TRECHO DO TEXTO.
__________________________________________________
Search
Close this search box.

‘Madame Teia”, “Pobres Criaturas” e a velha discussão sobre a função da crítica

Reinaldo Glioche

O esfacelamento conceitual da crítica de cinema começou antes do advento das redes sociais, mas foi agravado por ele. A despeito do desprestígio da atividade dentro do próprio escopo do jornalismo profissional, algo que a era da internet potencializou, ainda existia um apreço pela curadoria, pela valoração do debate, pela provocação intelectual que só a crítica, em um contexto cultural, é capaz de fomentar.

Bella descobrindo a feiura do mundo em “Pobres Criaturas” | Foto: Divulgação

Aí vieram os influenciadores, o parque de diversões da Marvel e a deturpação do que consiste uma crítica se deu por completo. Hoje a grande maioria dos textos que circulam na internet não são propositivos e reflexivos, mas deterministas, incrivelmente adjetivados e alinhados ao discurso vigente, seja ele emanado do marketing de estúdios, da correção política ou da escritura sagrada das redes sociais e bases de fãs.

O comportamento manada é, por definição, inimigo do pensamento crítico e este é o dilema moral de nosso tempo. Não apenas na avaliação e convalidação de filmes, mas na percepção de conflitos armados no mundo, do entendimento da polarização política no Brasil e por aí vai.

O debate, qualquer debate, é cada vez mais cerceado sob o véu da liberdade. É natural que a crítica, em geral, e de cinema, em particular, seja uma vítima, das circunstâncias, mas também dessa somatização social que vivemos.

Um filme pode não ser plenamente bom, mas ainda assim reunir uma quantidade de predicados a se apreciar. Um pensamento crítico prescinde da tentação de fechar um filme em algo bom ou ruim. O determinismo, via de regra, serve muito pouco ao ser humano, principalmente para aqueles que pretendem se abrir para o mundo.
__________________________________________________
MATERIAL FORNECIDO.

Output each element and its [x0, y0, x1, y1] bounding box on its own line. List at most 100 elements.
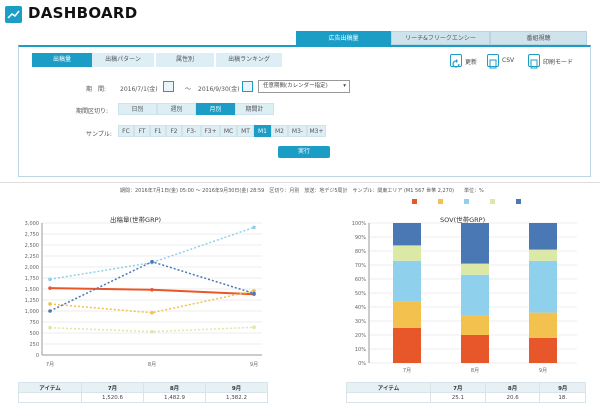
__________________________________________________
OBJETIVOS.
(A) Segundo o texto sobre a crítica de cinema, o que é, por definição, inimigo do pensamento crítico?
(B) Retome o texto sobre a crítica de cinema e continue-o a partir da última frase.

RESPOSTAS ÀS TAREFAS.
(A) O comportamento manada.

(B)
Um filme pode ser divertido e eloquente emocionalmente e, ainda assim, apresentar vícios e incoerências dignas de registro crítico. A dualidade artística precisa ser manifesta no debate que se pretende por meio da crítica. Do contrário só há masturbação intelectual.

Essa é a sina posta diante da recepção a filmes como “Madame Teia” e “Pobres Criaturas. O primeiro, alvo de pesadas e agressivas críticas, a grande maioria fora do tom, por não se ajustar aquilo que um filme de herói deveria ser. Tem crítico de lastro no Brasil dizendo que o dinheiro aplicado no filme deveria ter sido usado em “alguma boa causa no mundo, que tem tanta necessidade”. Trata-se de uma desonestidade intelectual e um argumento que só busca ressonância em um julgamento pré-determinado, este na corte das redes sociais.

“Madame Teia” já era percebido como um guilty pleasure antes mesmo de ser lançado e foi algo até certo ponto estimulado pelo estúdio. Desde a escolha do casting até a concepção das cenas de ação, é perceptível que o filme, embora não aliene, não busca amparo no público clássico do gênero de super-heróis. A crítica de cinema que não percebe isso e, pior, não anota, se flagra pobre e despreparada. Refém de um pensamento umbilical com a mediocridade do lugar-comum.

Madame Teia (4)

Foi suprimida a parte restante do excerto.